**GIVEN TEXT:**
▼▼▼

Current applications of TOFA include adhesive, inks surfactants, painting and coatings, mining, and metalworking. Rosin is used in many applications, including adhesives, inks, tires, chewing gums, varnishes, electronics, papermaking, coating, and roadmaking.
Esters are one of the most common derivatives of TOFA due to the esterification of polyols (glycerol, pentaerythritol, and trimethylolpropane), short chain alcohols, and ethoxylates. Alkyd resins are a major application of TOFA esters. Short-chain alcohol esters have been used in biodiesel, synthetic lubricants. and as surfactants. An example of a new product based on C-21 diacids is Altalub 5300, which has shown promise in lubricant applications (“Performance lubricity additive for metalworking fluids,” Tribology & Lubrication Technology 72: 76, 2016). TOFA amides are also being produced; applications include asphalt additives and mud drilling in oilfields.
TOFA in the forms of DTO, heads, and CTO or their mixtures, have been used as anionic collectors in mineral flotation. The presence of rosin acids in TOFA can sometimes help to improve the froth property of the collectors. In addition, TOFA amidoamines can also be used as cationic collectors in phosphate ore flotation (McSweeney, E., et al., 1987).

▲▲▲

**SUPPLIED RECORDS:**
▼▼▼

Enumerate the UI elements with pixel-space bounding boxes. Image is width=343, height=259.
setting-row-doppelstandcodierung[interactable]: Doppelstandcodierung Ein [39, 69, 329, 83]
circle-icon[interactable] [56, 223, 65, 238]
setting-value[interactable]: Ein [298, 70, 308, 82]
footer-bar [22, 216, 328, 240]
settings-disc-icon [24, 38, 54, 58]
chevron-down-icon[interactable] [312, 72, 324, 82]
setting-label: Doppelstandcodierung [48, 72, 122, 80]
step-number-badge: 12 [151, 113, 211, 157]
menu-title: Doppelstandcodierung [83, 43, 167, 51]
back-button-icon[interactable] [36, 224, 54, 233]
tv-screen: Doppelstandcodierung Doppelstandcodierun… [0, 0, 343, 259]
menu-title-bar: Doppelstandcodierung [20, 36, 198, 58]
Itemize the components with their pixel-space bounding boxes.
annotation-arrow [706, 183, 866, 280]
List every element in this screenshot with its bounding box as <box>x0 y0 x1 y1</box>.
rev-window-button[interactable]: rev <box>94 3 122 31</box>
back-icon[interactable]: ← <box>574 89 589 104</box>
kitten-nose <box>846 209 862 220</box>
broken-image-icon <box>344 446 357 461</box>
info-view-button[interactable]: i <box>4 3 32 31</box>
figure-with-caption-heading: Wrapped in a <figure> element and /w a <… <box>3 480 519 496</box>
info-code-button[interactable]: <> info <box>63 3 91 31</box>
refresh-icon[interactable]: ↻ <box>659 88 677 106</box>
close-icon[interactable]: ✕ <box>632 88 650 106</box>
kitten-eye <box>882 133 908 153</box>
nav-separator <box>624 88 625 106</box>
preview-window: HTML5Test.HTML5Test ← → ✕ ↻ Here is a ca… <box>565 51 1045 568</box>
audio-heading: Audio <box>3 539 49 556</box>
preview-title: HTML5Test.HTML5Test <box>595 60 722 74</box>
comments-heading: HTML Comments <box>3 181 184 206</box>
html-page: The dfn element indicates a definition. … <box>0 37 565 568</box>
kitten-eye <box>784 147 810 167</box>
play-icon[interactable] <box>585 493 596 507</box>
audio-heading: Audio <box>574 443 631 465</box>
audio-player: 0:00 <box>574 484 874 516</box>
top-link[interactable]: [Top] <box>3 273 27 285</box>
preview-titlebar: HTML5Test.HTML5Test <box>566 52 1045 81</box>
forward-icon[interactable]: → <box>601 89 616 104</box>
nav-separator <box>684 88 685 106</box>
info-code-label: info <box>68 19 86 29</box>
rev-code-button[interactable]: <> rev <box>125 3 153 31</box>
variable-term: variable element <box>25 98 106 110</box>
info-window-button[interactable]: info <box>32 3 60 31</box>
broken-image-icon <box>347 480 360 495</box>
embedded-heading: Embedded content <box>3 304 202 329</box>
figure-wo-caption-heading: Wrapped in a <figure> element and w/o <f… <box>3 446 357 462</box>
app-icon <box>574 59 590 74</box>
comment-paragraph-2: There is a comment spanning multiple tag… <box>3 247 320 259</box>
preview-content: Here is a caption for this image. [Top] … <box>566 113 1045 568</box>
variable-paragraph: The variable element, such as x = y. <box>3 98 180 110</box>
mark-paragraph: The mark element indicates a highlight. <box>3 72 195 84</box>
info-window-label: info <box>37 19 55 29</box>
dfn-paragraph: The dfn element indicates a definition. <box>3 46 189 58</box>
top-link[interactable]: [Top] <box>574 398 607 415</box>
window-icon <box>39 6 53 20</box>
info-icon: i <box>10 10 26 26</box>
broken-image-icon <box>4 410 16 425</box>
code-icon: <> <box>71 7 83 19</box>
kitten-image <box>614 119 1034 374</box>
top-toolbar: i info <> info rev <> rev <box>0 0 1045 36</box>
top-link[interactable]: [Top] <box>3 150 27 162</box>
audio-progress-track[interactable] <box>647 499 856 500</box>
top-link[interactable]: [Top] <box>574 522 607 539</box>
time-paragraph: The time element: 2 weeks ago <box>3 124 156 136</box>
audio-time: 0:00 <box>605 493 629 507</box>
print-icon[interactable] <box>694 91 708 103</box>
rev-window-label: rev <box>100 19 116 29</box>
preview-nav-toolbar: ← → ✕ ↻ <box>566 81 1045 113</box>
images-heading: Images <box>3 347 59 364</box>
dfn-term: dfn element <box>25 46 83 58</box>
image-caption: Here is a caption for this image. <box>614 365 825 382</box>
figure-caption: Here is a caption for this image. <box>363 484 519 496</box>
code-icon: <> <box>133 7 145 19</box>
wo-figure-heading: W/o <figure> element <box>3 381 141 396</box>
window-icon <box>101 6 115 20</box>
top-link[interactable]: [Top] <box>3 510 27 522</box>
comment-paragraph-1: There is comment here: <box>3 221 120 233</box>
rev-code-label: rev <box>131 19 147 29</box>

▲▲▲

**TASK TO CARRY OUT:** Put this sentence from the TOFA passage into Spanish: "Alkyd resins are a major application of TOFA esters." Rely only on the TOFA passage.

**THE RESPONSE:** Las resinas alquídicas son una aplicación importante de los ésteres de TOFA.